Task to complete: Filter the data below for the string "marker" and copy each matching line.

Given data:

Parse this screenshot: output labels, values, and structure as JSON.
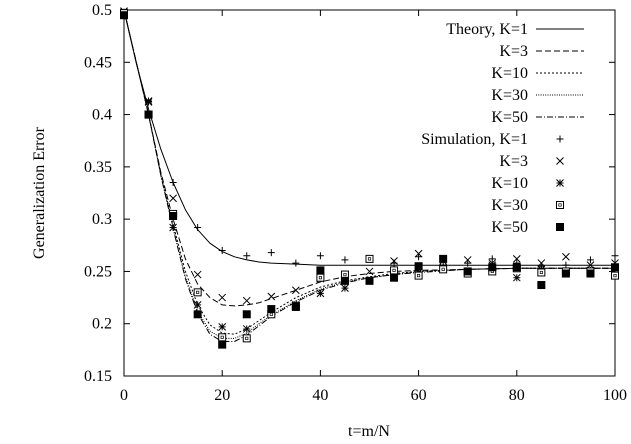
{
  "chart_data": {
    "type": "line",
    "xlabel": "t=m/N",
    "ylabel": "Generalization Error",
    "xlim": [
      0,
      100
    ],
    "ylim": [
      0.15,
      0.5
    ],
    "xticks": [
      0,
      20,
      40,
      60,
      80,
      100
    ],
    "yticks": [
      0.15,
      0.2,
      0.25,
      0.3,
      0.35,
      0.4,
      0.45,
      0.5
    ],
    "xtick_labels": [
      "0",
      "20",
      "40",
      "60",
      "80",
      "100"
    ],
    "ytick_labels": [
      "0.15",
      "0.2",
      "0.25",
      "0.3",
      "0.35",
      "0.4",
      "0.45",
      "0.5"
    ],
    "grid": false,
    "legend_position": "top-right",
    "theory": [
      {
        "name": "Theory, K=1",
        "dash": "solid",
        "x": [
          0,
          2.5,
          5,
          7.5,
          10,
          12.5,
          15,
          17.5,
          20,
          22.5,
          25,
          27.5,
          30,
          35,
          40,
          45,
          50,
          60,
          70,
          80,
          90,
          100
        ],
        "y": [
          0.5,
          0.449,
          0.405,
          0.367,
          0.335,
          0.309,
          0.29,
          0.277,
          0.269,
          0.264,
          0.261,
          0.259,
          0.258,
          0.257,
          0.256,
          0.256,
          0.256,
          0.256,
          0.256,
          0.256,
          0.256,
          0.256
        ]
      },
      {
        "name": "K=3",
        "dash": "dashed",
        "x": [
          0,
          2.5,
          5,
          7.5,
          10,
          12.5,
          15,
          17.5,
          20,
          22.5,
          25,
          27.5,
          30,
          35,
          40,
          45,
          50,
          55,
          60,
          70,
          80,
          90,
          100
        ],
        "y": [
          0.5,
          0.45,
          0.4,
          0.345,
          0.3,
          0.262,
          0.238,
          0.225,
          0.218,
          0.217,
          0.218,
          0.22,
          0.224,
          0.232,
          0.24,
          0.245,
          0.248,
          0.25,
          0.251,
          0.252,
          0.253,
          0.253,
          0.253
        ]
      },
      {
        "name": "K=10",
        "dash": "dotted",
        "x": [
          0,
          2.5,
          5,
          7.5,
          10,
          12.5,
          15,
          17.5,
          20,
          22.5,
          25,
          27.5,
          30,
          35,
          40,
          45,
          50,
          55,
          60,
          70,
          80,
          90,
          100
        ],
        "y": [
          0.5,
          0.45,
          0.4,
          0.343,
          0.295,
          0.25,
          0.218,
          0.199,
          0.191,
          0.19,
          0.195,
          0.203,
          0.211,
          0.225,
          0.235,
          0.241,
          0.245,
          0.248,
          0.25,
          0.252,
          0.253,
          0.253,
          0.253
        ]
      },
      {
        "name": "K=30",
        "dash": "fine",
        "x": [
          0,
          2.5,
          5,
          7.5,
          10,
          12.5,
          15,
          17.5,
          20,
          22.5,
          25,
          27.5,
          30,
          35,
          40,
          45,
          50,
          55,
          60,
          70,
          80,
          90,
          100
        ],
        "y": [
          0.5,
          0.45,
          0.4,
          0.342,
          0.292,
          0.245,
          0.212,
          0.193,
          0.186,
          0.186,
          0.191,
          0.2,
          0.208,
          0.222,
          0.233,
          0.24,
          0.244,
          0.247,
          0.25,
          0.252,
          0.253,
          0.253,
          0.253
        ]
      },
      {
        "name": "K=50",
        "dash": "dashdot",
        "x": [
          0,
          2.5,
          5,
          7.5,
          10,
          12.5,
          15,
          17.5,
          20,
          22.5,
          25,
          27.5,
          30,
          35,
          40,
          45,
          50,
          55,
          60,
          70,
          80,
          90,
          100
        ],
        "y": [
          0.5,
          0.45,
          0.4,
          0.342,
          0.291,
          0.243,
          0.21,
          0.19,
          0.183,
          0.183,
          0.189,
          0.198,
          0.207,
          0.221,
          0.232,
          0.239,
          0.244,
          0.247,
          0.249,
          0.252,
          0.253,
          0.253,
          0.253
        ]
      }
    ],
    "simulation": [
      {
        "name": "Simulation, K=1",
        "marker": "plus",
        "x": [
          0,
          5,
          10,
          15,
          20,
          25,
          30,
          35,
          40,
          45,
          50,
          55,
          60,
          65,
          70,
          75,
          80,
          85,
          90,
          95,
          100
        ],
        "y": [
          0.497,
          0.413,
          0.335,
          0.292,
          0.27,
          0.265,
          0.268,
          0.258,
          0.265,
          0.261,
          0.262,
          0.258,
          0.264,
          0.256,
          0.258,
          0.262,
          0.258,
          0.255,
          0.256,
          0.261,
          0.265
        ]
      },
      {
        "name": "K=3",
        "marker": "cross",
        "x": [
          0,
          5,
          10,
          15,
          20,
          25,
          30,
          35,
          40,
          45,
          50,
          55,
          60,
          65,
          70,
          75,
          80,
          85,
          90,
          95,
          100
        ],
        "y": [
          0.499,
          0.413,
          0.32,
          0.247,
          0.225,
          0.222,
          0.226,
          0.232,
          0.243,
          0.246,
          0.25,
          0.26,
          0.267,
          0.26,
          0.261,
          0.258,
          0.262,
          0.258,
          0.264,
          0.256,
          0.258
        ]
      },
      {
        "name": "K=10",
        "marker": "star",
        "x": [
          0,
          5,
          10,
          15,
          20,
          25,
          30,
          35,
          40,
          45,
          50,
          55,
          60,
          65,
          70,
          75,
          80,
          85,
          90,
          95,
          100
        ],
        "y": [
          0.498,
          0.412,
          0.292,
          0.218,
          0.197,
          0.195,
          0.212,
          0.218,
          0.229,
          0.234,
          0.241,
          0.248,
          0.249,
          0.254,
          0.249,
          0.256,
          0.244,
          0.252,
          0.25,
          0.251,
          0.253
        ]
      },
      {
        "name": "K=30",
        "marker": "square-open",
        "x": [
          0,
          5,
          10,
          15,
          20,
          25,
          30,
          35,
          40,
          45,
          50,
          55,
          60,
          65,
          70,
          75,
          80,
          85,
          90,
          95,
          100
        ],
        "y": [
          0.497,
          0.4,
          0.305,
          0.23,
          0.187,
          0.186,
          0.209,
          0.217,
          0.244,
          0.247,
          0.262,
          0.251,
          0.246,
          0.252,
          0.248,
          0.25,
          0.253,
          0.249,
          0.25,
          0.25,
          0.246
        ]
      },
      {
        "name": "K=50",
        "marker": "square-filled",
        "x": [
          0,
          5,
          10,
          15,
          20,
          25,
          30,
          35,
          40,
          45,
          50,
          55,
          60,
          65,
          70,
          75,
          80,
          85,
          90,
          95,
          100
        ],
        "y": [
          0.495,
          0.4,
          0.303,
          0.209,
          0.18,
          0.209,
          0.214,
          0.216,
          0.251,
          0.241,
          0.241,
          0.244,
          0.255,
          0.262,
          0.25,
          0.254,
          0.254,
          0.237,
          0.248,
          0.248,
          0.254
        ]
      }
    ]
  }
}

The result:
        "marker": "plus",
        "marker": "cross",
        "marker": "star",
        "marker": "square-open",
        "marker": "square-filled",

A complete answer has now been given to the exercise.